## WHAT IS BEING ASKED:
Extract every line where the string "kann" appears.

## DATASET EXTRACT:
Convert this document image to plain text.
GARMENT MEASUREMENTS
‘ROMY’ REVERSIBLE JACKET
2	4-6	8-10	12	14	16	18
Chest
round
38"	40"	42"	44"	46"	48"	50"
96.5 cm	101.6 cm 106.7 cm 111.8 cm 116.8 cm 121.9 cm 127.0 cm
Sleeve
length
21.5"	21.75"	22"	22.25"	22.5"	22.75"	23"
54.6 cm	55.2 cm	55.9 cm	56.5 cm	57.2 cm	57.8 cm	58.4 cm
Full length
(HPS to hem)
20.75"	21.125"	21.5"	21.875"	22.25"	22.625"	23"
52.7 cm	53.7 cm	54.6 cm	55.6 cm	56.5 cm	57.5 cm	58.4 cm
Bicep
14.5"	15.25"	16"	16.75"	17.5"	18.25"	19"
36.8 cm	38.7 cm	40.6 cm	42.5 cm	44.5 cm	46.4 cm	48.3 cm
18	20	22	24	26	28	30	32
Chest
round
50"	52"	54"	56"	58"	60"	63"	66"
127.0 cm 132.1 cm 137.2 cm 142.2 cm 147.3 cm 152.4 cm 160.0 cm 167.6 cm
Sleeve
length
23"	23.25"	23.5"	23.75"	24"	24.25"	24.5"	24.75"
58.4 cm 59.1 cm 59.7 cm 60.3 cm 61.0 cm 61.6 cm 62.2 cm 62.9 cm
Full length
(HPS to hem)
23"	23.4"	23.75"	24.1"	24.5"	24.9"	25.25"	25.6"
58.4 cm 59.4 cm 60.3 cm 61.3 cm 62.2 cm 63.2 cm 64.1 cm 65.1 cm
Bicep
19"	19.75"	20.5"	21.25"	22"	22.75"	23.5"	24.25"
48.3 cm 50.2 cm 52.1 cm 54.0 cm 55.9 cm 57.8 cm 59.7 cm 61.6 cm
==
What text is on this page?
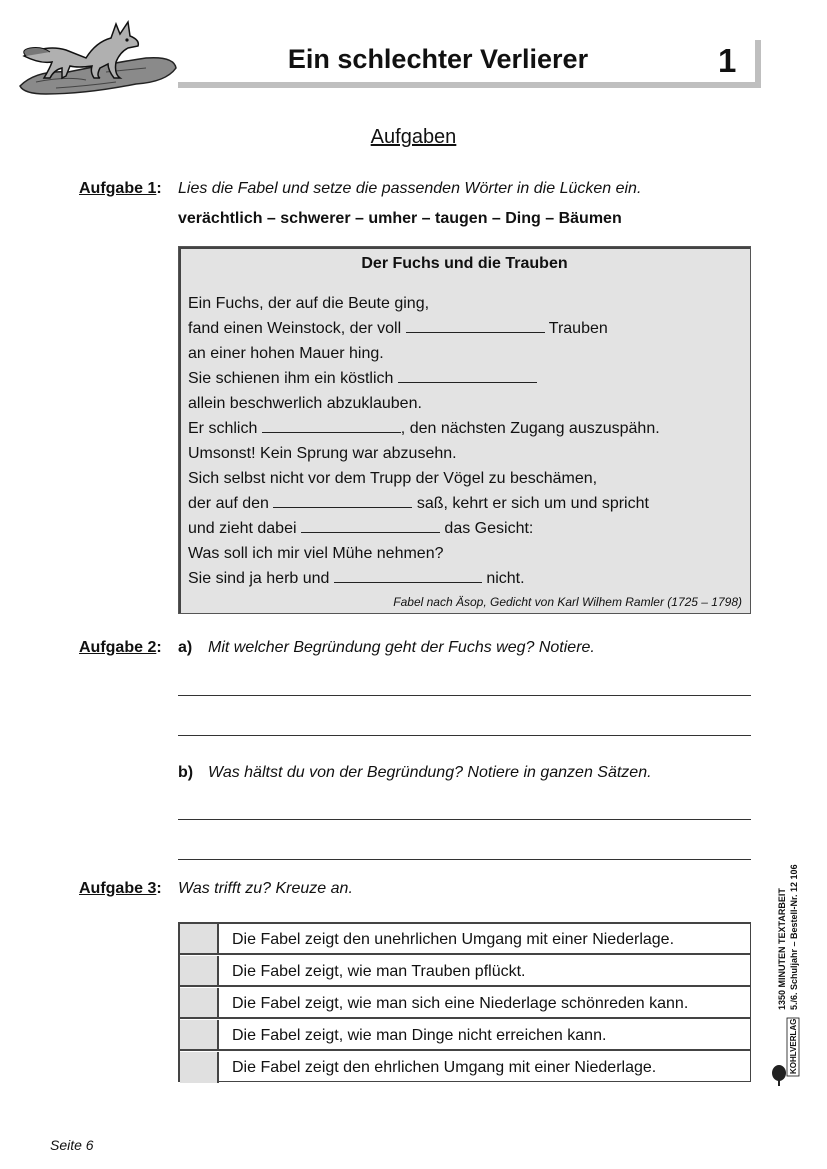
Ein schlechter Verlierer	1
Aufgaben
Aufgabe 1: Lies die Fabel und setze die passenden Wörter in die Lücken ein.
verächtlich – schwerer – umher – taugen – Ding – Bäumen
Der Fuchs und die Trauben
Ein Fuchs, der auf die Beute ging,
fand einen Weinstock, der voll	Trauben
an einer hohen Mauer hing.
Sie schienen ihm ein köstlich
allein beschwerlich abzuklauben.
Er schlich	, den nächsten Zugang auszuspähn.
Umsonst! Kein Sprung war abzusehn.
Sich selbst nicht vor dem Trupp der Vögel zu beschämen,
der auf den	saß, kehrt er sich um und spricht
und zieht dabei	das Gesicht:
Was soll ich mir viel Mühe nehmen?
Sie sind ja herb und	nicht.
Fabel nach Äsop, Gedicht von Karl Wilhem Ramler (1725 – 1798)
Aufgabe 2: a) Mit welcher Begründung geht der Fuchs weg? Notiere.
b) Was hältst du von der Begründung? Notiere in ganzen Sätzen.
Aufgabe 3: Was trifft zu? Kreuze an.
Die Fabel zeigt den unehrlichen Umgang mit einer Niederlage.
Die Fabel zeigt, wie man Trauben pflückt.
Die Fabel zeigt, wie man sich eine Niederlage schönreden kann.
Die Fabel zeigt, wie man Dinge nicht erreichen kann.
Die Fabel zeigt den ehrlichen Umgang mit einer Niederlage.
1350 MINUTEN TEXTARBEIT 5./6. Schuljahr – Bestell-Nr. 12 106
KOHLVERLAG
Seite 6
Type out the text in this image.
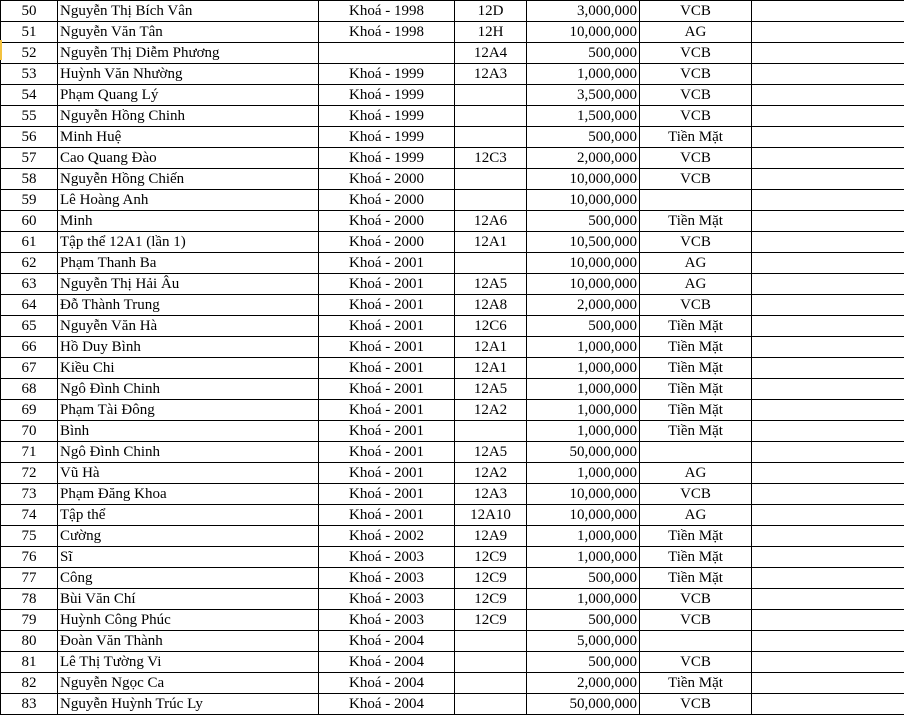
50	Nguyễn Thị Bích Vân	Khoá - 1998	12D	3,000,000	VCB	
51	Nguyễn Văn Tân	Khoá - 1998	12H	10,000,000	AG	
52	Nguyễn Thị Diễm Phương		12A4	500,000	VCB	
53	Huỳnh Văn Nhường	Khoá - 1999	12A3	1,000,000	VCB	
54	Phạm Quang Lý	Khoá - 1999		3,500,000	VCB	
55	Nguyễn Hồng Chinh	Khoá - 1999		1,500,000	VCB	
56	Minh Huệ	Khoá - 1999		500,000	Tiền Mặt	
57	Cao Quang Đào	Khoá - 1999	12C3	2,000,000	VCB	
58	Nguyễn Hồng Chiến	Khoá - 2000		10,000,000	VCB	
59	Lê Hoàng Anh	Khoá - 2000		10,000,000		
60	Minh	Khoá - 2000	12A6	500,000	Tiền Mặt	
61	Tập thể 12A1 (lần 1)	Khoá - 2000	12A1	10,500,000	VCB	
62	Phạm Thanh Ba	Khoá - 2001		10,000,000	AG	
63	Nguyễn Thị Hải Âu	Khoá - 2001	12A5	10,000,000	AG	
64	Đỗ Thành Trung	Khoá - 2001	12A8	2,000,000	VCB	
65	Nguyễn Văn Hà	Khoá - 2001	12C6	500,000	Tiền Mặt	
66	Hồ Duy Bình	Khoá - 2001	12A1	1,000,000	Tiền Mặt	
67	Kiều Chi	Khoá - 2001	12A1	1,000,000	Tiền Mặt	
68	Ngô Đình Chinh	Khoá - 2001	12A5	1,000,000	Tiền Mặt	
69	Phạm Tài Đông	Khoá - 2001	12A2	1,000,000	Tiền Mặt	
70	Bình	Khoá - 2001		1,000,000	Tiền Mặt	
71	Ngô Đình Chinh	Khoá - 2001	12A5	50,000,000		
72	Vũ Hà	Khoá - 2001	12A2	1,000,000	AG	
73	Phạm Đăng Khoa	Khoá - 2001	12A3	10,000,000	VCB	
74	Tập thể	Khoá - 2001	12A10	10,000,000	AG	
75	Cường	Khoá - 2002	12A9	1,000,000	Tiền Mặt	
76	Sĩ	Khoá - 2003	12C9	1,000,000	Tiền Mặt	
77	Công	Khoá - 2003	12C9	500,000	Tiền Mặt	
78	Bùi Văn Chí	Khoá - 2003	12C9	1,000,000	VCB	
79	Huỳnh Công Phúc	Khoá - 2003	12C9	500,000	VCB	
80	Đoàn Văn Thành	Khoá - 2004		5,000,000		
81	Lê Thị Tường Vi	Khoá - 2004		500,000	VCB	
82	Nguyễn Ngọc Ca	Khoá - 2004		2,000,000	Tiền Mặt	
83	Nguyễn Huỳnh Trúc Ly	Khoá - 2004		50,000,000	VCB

## ANSWER TO THIS PROBLEM:
Die Fabel zeigt, wie man sich eine Niederlage schönreden kann.
Die Fabel zeigt, wie man Dinge nicht erreichen kann.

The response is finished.